━━━ RAW DATA ━━━

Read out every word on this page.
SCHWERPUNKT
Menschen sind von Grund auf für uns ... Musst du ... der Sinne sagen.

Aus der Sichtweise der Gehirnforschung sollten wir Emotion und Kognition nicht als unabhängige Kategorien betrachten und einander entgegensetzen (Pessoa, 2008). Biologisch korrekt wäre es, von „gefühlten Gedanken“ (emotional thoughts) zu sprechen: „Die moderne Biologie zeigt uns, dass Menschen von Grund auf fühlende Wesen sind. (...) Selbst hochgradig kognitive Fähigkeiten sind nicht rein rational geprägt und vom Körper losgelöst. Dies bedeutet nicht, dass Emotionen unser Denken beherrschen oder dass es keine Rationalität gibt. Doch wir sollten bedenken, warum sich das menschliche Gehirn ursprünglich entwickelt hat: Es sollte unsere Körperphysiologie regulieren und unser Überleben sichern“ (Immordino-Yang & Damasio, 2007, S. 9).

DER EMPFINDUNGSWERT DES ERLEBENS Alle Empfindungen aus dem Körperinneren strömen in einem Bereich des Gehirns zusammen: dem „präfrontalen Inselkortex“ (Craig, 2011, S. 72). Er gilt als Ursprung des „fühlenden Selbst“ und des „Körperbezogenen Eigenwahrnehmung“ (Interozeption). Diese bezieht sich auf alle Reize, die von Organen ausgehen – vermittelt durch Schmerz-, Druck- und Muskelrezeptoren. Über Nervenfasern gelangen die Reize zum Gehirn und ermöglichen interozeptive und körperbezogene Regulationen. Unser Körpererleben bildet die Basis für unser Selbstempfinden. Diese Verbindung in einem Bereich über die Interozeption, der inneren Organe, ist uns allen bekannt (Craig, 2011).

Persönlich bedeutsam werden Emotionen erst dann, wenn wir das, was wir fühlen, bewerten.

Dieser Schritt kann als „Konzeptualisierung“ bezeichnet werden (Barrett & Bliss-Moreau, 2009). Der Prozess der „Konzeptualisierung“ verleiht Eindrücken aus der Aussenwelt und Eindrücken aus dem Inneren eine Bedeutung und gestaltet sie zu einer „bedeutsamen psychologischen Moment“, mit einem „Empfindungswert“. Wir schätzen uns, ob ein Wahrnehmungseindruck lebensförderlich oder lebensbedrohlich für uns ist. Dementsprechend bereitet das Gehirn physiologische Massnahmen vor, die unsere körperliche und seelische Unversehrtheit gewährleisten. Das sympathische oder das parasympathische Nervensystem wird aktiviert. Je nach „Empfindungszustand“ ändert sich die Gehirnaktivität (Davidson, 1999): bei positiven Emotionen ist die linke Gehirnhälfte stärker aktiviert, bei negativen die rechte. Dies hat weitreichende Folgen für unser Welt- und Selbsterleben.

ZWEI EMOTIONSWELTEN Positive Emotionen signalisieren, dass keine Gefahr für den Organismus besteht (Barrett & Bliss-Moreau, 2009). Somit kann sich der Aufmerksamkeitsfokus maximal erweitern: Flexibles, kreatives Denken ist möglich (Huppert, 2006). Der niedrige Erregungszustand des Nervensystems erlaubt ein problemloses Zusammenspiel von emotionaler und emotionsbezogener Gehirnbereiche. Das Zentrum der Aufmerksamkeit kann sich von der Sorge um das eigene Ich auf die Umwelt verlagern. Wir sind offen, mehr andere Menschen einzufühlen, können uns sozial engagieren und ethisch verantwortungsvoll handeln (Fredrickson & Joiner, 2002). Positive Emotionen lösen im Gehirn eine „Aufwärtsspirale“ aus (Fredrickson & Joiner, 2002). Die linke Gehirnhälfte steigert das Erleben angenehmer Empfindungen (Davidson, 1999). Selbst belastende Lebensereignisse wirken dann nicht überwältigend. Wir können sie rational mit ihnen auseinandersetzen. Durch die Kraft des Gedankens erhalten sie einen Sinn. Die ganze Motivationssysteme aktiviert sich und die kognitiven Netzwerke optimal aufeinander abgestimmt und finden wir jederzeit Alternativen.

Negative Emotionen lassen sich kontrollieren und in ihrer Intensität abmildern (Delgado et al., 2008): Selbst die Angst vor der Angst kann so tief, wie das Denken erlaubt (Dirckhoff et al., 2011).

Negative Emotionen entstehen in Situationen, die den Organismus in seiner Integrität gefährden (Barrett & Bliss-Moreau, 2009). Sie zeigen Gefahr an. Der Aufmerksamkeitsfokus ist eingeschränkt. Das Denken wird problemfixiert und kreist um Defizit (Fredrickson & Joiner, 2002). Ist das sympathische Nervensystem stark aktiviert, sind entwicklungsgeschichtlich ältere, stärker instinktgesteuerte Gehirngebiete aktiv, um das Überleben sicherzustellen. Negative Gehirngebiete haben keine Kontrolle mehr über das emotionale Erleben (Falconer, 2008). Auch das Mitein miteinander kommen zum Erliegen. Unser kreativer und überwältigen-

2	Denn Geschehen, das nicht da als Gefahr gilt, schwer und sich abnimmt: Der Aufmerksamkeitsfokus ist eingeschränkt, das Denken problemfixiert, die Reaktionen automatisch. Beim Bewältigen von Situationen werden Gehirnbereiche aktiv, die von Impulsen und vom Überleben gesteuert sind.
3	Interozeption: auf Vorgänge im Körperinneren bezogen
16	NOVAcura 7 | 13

━━━

* _WHAT THE TASK ASKS_
From the records above, extract everything verbatim.

* _OUTPUT OF THE EXERCISE_
Read out every word on this page.
SCHWERPUNKT
Menschen sind von Grund auf für uns ... Musst du ... der Sinne sagen.

Aus der Sichtweise der Gehirnforschung sollten wir Emotion und Kognition nicht als unabhängige Kategorien betrachten und einander entgegensetzen (Pessoa, 2008). Biologisch korrekt wäre es, von „gefühlten Gedanken“ (emotional thoughts) zu sprechen: „Die moderne Biologie zeigt uns, dass Menschen von Grund auf fühlende Wesen sind. (...) Selbst hochgradig kognitive Fähigkeiten sind nicht rein rational geprägt und vom Körper losgelöst. Dies bedeutet nicht, dass Emotionen unser Denken beherrschen oder dass es keine Rationalität gibt. Doch wir sollten bedenken, warum sich das menschliche Gehirn ursprünglich entwickelt hat: Es sollte unsere Körperphysiologie regulieren und unser Überleben sichern“ (Immordino-Yang & Damasio, 2007, S. 9).

DER EMPFINDUNGSWERT DES ERLEBENS Alle Empfindungen aus dem Körperinneren strömen in einem Bereich des Gehirns zusammen: dem „präfrontalen Inselkortex“ (Craig, 2011, S. 72). Er gilt als Ursprung des „fühlenden Selbst“ und des „Körperbezogenen Eigenwahrnehmung“ (Interozeption). Diese bezieht sich auf alle Reize, die von Organen ausgehen – vermittelt durch Schmerz-, Druck- und Muskelrezeptoren. Über Nervenfasern gelangen die Reize zum Gehirn und ermöglichen interozeptive und körperbezogene Regulationen. Unser Körpererleben bildet die Basis für unser Selbstempfinden. Diese Verbindung in einem Bereich über die Interozeption, der inneren Organe, ist uns allen bekannt (Craig, 2011).

Persönlich bedeutsam werden Emotionen erst dann, wenn wir das, was wir fühlen, bewerten.

Dieser Schritt kann als „Konzeptualisierung“ bezeichnet werden (Barrett & Bliss-Moreau, 2009). Der Prozess der „Konzeptualisierung“ verleiht Eindrücken aus der Aussenwelt und Eindrücken aus dem Inneren eine Bedeutung und gestaltet sie zu einer „bedeutsamen psychologischen Moment“, mit einem „Empfindungswert“. Wir schätzen uns, ob ein Wahrnehmungseindruck lebensförderlich oder lebensbedrohlich für uns ist. Dementsprechend bereitet das Gehirn physiologische Massnahmen vor, die unsere körperliche und seelische Unversehrtheit gewährleisten. Das sympathische oder das parasympathische Nervensystem wird aktiviert. Je nach „Empfindungszustand“ ändert sich die Gehirnaktivität (Davidson, 1999): bei positiven Emotionen ist die linke Gehirnhälfte stärker aktiviert, bei negativen die rechte. Dies hat weitreichende Folgen für unser Welt- und Selbsterleben.

ZWEI EMOTIONSWELTEN Positive Emotionen signalisieren, dass keine Gefahr für den Organismus besteht (Barrett & Bliss-Moreau, 2009). Somit kann sich der Aufmerksamkeitsfokus maximal erweitern: Flexibles, kreatives Denken ist möglich (Huppert, 2006). Der niedrige Erregungszustand des Nervensystems erlaubt ein problemloses Zusammenspiel von emotionaler und emotionsbezogener Gehirnbereiche. Das Zentrum der Aufmerksamkeit kann sich von der Sorge um das eigene Ich auf die Umwelt verlagern. Wir sind offen, mehr andere Menschen einzufühlen, können uns sozial engagieren und ethisch verantwortungsvoll handeln (Fredrickson & Joiner, 2002). Positive Emotionen lösen im Gehirn eine „Aufwärtsspirale“ aus (Fredrickson & Joiner, 2002). Die linke Gehirnhälfte steigert das Erleben angenehmer Empfindungen (Davidson, 1999). Selbst belastende Lebensereignisse wirken dann nicht überwältigend. Wir können sie rational mit ihnen auseinandersetzen. Durch die Kraft des Gedankens erhalten sie einen Sinn. Die ganze Motivationssysteme aktiviert sich und die kognitiven Netzwerke optimal aufeinander abgestimmt und finden wir jederzeit Alternativen.

Negative Emotionen lassen sich kontrollieren und in ihrer Intensität abmildern (Delgado et al., 2008): Selbst die Angst vor der Angst kann so tief, wie das Denken erlaubt (Dirckhoff et al., 2011).

Negative Emotionen entstehen in Situationen, die den Organismus in seiner Integrität gefährden (Barrett & Bliss-Moreau, 2009). Sie zeigen Gefahr an. Der Aufmerksamkeitsfokus ist eingeschränkt. Das Denken wird problemfixiert und kreist um Defizit (Fredrickson & Joiner, 2002). Ist das sympathische Nervensystem stark aktiviert, sind entwicklungsgeschichtlich ältere, stärker instinktgesteuerte Gehirngebiete aktiv, um das Überleben sicherzustellen. Negative Gehirngebiete haben keine Kontrolle mehr über das emotionale Erleben (Falconer, 2008). Auch das Mitein miteinander kommen zum Erliegen. Unser kreativer und überwältigen-

2	Denn Geschehen, das nicht da als Gefahr gilt, schwer und sich abnimmt: Der Aufmerksamkeitsfokus ist eingeschränkt, das Denken problemfixiert, die Reaktionen automatisch. Beim Bewältigen von Situationen werden Gehirnbereiche aktiv, die von Impulsen und vom Überleben gesteuert sind.
3	Interozeption: auf Vorgänge im Körperinneren bezogen
16	NOVAcura 7 | 13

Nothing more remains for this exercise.